原文
奔走在國貿的“助貸員”,目睹了每個中年人的心酸
還有一個月,2023年就要結束了。
這一年,大部分行業都在經歷漫長的休整期。但有一個領域卻逆勢崛起,填滿了很多空蕩蕩的寫字間。
對外,他們被稱爲“金融機構”,但去過的人都知道,這些機構有一個更通俗的叫法——“貸款中介”,業內中人更喜歡稱自己爲“助貸員”。
據瞭解,僅北京這樣的助貸機構就有大大小小三百多家,大多是今年剛剛成立的。
助貸員的主要客戶是那些徵信有瑕疵,無法正常通過銀行貸款的人。經過助貸中介的包裝,這些人可以“搖身一變”正常拿到銀行貸款。
對於那些資質實在不行的,中介也有各種各樣的手段,做假材料只是行業慣例,有的甚至鋌而走險打擦邊球,不惜以身試法。
“年薪百萬、半年買車、三年買房……”是這些機構的招聘噱頭,吸引那些想短期賺大錢的年輕人。
他們穿上西裝,出入裝修高級的寫字樓,白襯衫的褶皺裡藏着不爲人知的隱忍、慾望和一夜暴富的夢想。
在這些助貸機構的背後,是形形色色負重前行的人,有都市白領、私企老闆、剛工作的大學生,也有快遞員、外賣員和工地上搬磚的工人。
在盤根錯節的社會網格中,他們有各種各樣的身份,每一張借貸申請表裡都有一個不爲人知的故事……
文 | Aaron
編輯 | 卓然
“套路”是如何誕生的
23歲的小倪是陝西人,畢業於山東的一家高職院校金融專業。
大四實習的時候,她來到北京,在國貿的一家貸款機構做助貸員,畢業之後沒有找到更好的去處,就留了下來。
學金融,又在金融機構工作,外行人聽起來很高級,尤其是老家的親戚朋友們,聽說小倪在北京做金融工作,都誇她有出息。
但小倪清楚,這不過是加了濾鏡的光環罷了。
說是助貸員,其實就是電話銷售,小倪每天的工作就是不停地打電話,邀客人到公司來。

材料
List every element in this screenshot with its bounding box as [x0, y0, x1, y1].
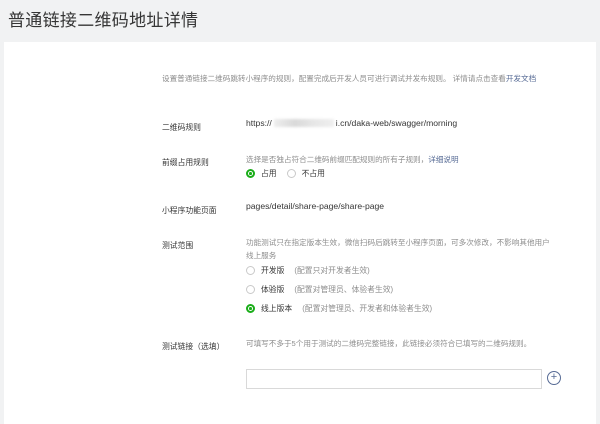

題目 1
在關於助貸員的文章中，助貸機構背後「負重前行的人」包括哪幾類？請全部列出。
題目 2
從關於助貸員的文章最後一句之後接著寫下去。

參考答案 1
都市白領、私企老闆、剛工作的大學生、快遞員、外賣員、工地上搬磚的工人

參考答案 2
客戶資源是公司在短視頻平臺及一些貸款平臺投流得來的,因爲是新人,她分到手的數據都是別人打了無數遍的,被拒率相當高。
“我們不是網貸,只有讓人到現場,纔有可能簽約。爲了說服客人來公司,說謊是我們這行必備的技能。”小倪說,“從上班第一天起我就知道,這將是我人生的一堂‘必修課’。”
圖 | 小倪工作的地方位於國貿的建外SOHO
在接受培訓的時候,主管告訴小倪,無論什麼條件的客戶,電話問你能不能辦下來,一律說能,只要他們過來,就有機會簽單。
“資質不好沒關係,我們有那麼多合作銀行,試試唄,萬一試成功了你就有提成拿。如果來都不來,你掙誰的錢呢?”
但對客戶來說,被“騙”去的代價不僅僅是耗時耗力白跑一趟,可能還會在徵信和大數據留下查詢或者拒貸痕跡,以後貸款會更難。
對此,單親媽媽荊女士很有感觸。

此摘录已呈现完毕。